_Aim_
Please copy every line of the records below that holds the word "DyHead".

☆ ☆ ☆ ☆ ☆ ☆ ☆

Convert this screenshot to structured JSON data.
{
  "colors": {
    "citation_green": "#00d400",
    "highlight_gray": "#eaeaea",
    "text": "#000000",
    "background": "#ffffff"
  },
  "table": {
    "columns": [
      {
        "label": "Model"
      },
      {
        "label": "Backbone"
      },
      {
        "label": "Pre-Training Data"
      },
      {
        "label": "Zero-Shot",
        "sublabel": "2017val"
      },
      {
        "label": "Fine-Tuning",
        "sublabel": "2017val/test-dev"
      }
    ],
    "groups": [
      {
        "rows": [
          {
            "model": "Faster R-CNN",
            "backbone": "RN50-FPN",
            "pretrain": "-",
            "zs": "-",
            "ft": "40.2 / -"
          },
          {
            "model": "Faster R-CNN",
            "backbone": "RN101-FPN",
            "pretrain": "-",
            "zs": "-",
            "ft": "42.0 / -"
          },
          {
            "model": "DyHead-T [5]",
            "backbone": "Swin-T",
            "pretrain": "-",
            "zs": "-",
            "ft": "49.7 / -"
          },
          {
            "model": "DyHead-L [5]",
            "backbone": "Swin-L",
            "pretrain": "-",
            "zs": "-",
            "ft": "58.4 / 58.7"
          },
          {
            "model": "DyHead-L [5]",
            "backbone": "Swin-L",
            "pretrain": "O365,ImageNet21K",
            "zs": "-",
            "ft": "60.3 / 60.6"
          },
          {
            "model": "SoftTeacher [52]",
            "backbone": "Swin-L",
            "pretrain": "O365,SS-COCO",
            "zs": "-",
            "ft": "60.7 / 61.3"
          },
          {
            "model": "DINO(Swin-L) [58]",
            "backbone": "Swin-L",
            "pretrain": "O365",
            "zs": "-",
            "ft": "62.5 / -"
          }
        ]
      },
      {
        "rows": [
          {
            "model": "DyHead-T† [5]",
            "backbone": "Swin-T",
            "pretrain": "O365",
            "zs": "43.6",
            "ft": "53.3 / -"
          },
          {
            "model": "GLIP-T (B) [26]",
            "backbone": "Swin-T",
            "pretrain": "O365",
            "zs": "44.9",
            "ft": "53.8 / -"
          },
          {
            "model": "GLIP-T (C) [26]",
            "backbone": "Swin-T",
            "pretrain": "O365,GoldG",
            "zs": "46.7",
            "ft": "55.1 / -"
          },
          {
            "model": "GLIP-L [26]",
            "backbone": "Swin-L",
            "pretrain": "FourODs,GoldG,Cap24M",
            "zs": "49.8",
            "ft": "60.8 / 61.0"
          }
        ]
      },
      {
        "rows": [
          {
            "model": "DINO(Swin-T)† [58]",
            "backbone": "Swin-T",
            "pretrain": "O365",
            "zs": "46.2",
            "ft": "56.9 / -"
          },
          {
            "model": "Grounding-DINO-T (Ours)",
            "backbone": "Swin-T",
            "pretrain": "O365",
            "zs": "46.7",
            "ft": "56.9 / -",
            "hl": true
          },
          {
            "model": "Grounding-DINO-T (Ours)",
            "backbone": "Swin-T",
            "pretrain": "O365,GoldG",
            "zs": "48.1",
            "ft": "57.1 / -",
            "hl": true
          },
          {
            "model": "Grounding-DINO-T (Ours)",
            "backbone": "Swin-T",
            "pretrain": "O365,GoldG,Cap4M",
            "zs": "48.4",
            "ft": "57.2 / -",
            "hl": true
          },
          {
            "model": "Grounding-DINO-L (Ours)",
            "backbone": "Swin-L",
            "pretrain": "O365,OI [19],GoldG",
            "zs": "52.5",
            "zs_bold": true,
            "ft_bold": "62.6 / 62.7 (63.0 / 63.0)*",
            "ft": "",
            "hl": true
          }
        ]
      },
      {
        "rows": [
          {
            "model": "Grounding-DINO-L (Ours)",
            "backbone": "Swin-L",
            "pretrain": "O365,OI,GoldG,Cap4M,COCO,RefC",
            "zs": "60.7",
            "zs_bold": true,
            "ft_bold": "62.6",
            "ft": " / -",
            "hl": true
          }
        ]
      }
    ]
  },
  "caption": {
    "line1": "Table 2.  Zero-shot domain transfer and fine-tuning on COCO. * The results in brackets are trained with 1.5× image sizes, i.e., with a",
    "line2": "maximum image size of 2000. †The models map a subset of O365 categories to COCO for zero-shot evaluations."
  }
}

☆ ☆ ☆ ☆ ☆ ☆ ☆

_Solution below_
            "model": "DyHead-T [5]",
            "model": "DyHead-L [5]",
            "model": "DyHead-L [5]",
            "model": "DyHead-T† [5]",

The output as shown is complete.